##### Data for this exercise

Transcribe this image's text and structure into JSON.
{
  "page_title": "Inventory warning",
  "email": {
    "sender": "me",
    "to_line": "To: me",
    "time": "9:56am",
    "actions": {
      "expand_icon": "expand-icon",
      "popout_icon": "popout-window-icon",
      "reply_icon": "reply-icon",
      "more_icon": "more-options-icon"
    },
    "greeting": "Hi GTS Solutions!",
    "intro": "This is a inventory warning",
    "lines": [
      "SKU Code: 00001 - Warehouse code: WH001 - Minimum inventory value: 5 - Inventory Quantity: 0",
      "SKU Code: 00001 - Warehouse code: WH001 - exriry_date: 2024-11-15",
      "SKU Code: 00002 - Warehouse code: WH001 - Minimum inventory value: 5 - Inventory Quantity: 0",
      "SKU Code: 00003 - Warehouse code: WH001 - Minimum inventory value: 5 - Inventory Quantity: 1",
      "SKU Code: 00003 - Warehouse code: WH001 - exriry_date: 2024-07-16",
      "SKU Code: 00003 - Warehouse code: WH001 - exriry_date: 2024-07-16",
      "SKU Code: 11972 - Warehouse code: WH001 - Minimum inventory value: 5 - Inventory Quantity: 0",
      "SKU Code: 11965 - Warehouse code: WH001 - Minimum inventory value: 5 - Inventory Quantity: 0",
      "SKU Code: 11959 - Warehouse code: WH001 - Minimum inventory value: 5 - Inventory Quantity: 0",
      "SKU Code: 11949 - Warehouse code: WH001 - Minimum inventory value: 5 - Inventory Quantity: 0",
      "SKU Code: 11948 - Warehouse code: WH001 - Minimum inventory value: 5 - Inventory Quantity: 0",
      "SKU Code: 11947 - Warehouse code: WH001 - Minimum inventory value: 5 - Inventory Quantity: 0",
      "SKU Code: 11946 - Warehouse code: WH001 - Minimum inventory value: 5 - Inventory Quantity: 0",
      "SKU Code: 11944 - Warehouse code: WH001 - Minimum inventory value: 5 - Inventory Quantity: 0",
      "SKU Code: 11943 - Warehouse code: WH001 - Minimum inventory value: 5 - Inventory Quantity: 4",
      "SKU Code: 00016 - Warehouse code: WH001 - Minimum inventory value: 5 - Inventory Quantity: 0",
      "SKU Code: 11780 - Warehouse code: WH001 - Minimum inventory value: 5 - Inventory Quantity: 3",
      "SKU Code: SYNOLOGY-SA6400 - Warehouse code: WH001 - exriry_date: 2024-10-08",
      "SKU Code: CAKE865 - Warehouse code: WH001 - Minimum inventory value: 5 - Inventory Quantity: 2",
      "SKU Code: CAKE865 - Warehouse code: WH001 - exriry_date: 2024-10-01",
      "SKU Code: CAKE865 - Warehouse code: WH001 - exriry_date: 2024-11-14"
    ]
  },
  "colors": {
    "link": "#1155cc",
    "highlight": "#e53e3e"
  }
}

##########

Give every line of the material again, exactly as it reads.

Transcribe this image's text and structure into JSON.
{
  "page_title": "Inventory warning",
  "email": {
    "sender": "me",
    "to_line": "To: me",
    "time": "9:56am",
    "actions": {
      "expand_icon": "expand-icon",
      "popout_icon": "popout-window-icon",
      "reply_icon": "reply-icon",
      "more_icon": "more-options-icon"
    },
    "greeting": "Hi GTS Solutions!",
    "intro": "This is a inventory warning",
    "lines": [
      "SKU Code: 00001 - Warehouse code: WH001 - Minimum inventory value: 5 - Inventory Quantity: 0",
      "SKU Code: 00001 - Warehouse code: WH001 - exriry_date: 2024-11-15",
      "SKU Code: 00002 - Warehouse code: WH001 - Minimum inventory value: 5 - Inventory Quantity: 0",
      "SKU Code: 00003 - Warehouse code: WH001 - Minimum inventory value: 5 - Inventory Quantity: 1",
      "SKU Code: 00003 - Warehouse code: WH001 - exriry_date: 2024-07-16",
      "SKU Code: 00003 - Warehouse code: WH001 - exriry_date: 2024-07-16",
      "SKU Code: 11972 - Warehouse code: WH001 - Minimum inventory value: 5 - Inventory Quantity: 0",
      "SKU Code: 11965 - Warehouse code: WH001 - Minimum inventory value: 5 - Inventory Quantity: 0",
      "SKU Code: 11959 - Warehouse code: WH001 - Minimum inventory value: 5 - Inventory Quantity: 0",
      "SKU Code: 11949 - Warehouse code: WH001 - Minimum inventory value: 5 - Inventory Quantity: 0",
      "SKU Code: 11948 - Warehouse code: WH001 - Minimum inventory value: 5 - Inventory Quantity: 0",
      "SKU Code: 11947 - Warehouse code: WH001 - Minimum inventory value: 5 - Inventory Quantity: 0",
      "SKU Code: 11946 - Warehouse code: WH001 - Minimum inventory value: 5 - Inventory Quantity: 0",
      "SKU Code: 11944 - Warehouse code: WH001 - Minimum inventory value: 5 - Inventory Quantity: 0",
      "SKU Code: 11943 - Warehouse code: WH001 - Minimum inventory value: 5 - Inventory Quantity: 4",
      "SKU Code: 00016 - Warehouse code: WH001 - Minimum inventory value: 5 - Inventory Quantity: 0",
      "SKU Code: 11780 - Warehouse code: WH001 - Minimum inventory value: 5 - Inventory Quantity: 3",
      "SKU Code: SYNOLOGY-SA6400 - Warehouse code: WH001 - exriry_date: 2024-10-08",
      "SKU Code: CAKE865 - Warehouse code: WH001 - Minimum inventory value: 5 - Inventory Quantity: 2",
      "SKU Code: CAKE865 - Warehouse code: WH001 - exriry_date: 2024-10-01",
      "SKU Code: CAKE865 - Warehouse code: WH001 - exriry_date: 2024-11-14"
    ]
  },
  "colors": {
    "link": "#1155cc",
    "highlight": "#e53e3e"
  }
}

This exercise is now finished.